The request:
Using the material that follows, identify and copy each line with the string "PSAI".

=-=-=-=-=

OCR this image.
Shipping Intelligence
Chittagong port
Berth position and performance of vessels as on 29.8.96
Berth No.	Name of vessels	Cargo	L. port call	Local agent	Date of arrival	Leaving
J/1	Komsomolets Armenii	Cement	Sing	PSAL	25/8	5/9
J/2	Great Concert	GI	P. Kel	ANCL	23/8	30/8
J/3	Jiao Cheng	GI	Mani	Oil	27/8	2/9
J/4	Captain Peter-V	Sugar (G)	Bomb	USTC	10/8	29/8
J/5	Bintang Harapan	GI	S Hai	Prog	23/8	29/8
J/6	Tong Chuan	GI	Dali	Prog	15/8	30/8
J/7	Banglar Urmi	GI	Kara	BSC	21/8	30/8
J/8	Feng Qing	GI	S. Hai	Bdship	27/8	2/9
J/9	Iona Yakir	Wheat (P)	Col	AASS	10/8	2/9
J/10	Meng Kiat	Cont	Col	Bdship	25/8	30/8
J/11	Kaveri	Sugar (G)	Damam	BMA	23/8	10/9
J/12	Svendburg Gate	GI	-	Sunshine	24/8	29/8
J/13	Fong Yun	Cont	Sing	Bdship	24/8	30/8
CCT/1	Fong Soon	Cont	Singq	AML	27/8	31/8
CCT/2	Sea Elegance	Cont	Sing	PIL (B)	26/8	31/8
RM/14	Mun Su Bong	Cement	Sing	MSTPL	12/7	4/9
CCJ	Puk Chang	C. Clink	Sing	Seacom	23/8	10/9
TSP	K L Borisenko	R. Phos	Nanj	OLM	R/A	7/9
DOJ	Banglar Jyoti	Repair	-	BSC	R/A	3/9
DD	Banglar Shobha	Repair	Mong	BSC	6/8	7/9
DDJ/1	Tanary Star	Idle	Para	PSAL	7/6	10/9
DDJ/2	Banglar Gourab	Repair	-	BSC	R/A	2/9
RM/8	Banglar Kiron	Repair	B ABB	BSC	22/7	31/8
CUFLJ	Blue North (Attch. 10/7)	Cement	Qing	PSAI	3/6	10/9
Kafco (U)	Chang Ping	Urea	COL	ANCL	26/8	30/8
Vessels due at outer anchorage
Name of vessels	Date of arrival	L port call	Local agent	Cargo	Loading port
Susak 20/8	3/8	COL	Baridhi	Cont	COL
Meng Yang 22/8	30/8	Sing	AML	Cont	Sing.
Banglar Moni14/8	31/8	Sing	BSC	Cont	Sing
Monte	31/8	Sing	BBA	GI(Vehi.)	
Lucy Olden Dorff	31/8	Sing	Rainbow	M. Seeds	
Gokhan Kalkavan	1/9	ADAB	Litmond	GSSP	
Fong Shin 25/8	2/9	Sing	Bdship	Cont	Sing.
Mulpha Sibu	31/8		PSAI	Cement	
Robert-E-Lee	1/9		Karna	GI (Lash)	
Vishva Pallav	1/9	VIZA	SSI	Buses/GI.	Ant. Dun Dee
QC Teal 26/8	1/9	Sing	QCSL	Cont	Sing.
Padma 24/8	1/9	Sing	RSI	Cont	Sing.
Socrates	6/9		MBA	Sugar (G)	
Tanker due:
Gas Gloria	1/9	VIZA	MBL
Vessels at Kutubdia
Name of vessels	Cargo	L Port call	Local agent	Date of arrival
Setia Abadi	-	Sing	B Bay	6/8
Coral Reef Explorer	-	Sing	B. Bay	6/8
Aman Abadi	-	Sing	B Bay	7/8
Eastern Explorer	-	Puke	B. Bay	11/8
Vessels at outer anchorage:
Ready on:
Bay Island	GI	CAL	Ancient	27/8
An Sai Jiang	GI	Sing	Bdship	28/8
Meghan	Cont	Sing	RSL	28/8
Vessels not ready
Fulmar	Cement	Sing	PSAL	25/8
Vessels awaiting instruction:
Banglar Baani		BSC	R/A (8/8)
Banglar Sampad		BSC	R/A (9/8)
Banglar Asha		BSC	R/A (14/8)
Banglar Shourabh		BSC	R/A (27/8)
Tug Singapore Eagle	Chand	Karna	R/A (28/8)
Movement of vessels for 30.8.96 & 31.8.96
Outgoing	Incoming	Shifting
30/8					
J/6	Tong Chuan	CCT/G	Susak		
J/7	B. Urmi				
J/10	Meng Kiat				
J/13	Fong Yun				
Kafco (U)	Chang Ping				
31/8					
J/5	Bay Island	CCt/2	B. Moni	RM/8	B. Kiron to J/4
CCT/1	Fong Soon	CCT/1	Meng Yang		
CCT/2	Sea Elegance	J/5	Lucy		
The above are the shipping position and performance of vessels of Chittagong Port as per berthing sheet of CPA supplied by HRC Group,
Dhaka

=-=-=-=-=

Exercise response:
CUFLJ	Blue North (Attch. 10/7)	Cement	Qing	PSAI	3/6	10/9
Mulpha Sibu	31/8		PSAI	Cement	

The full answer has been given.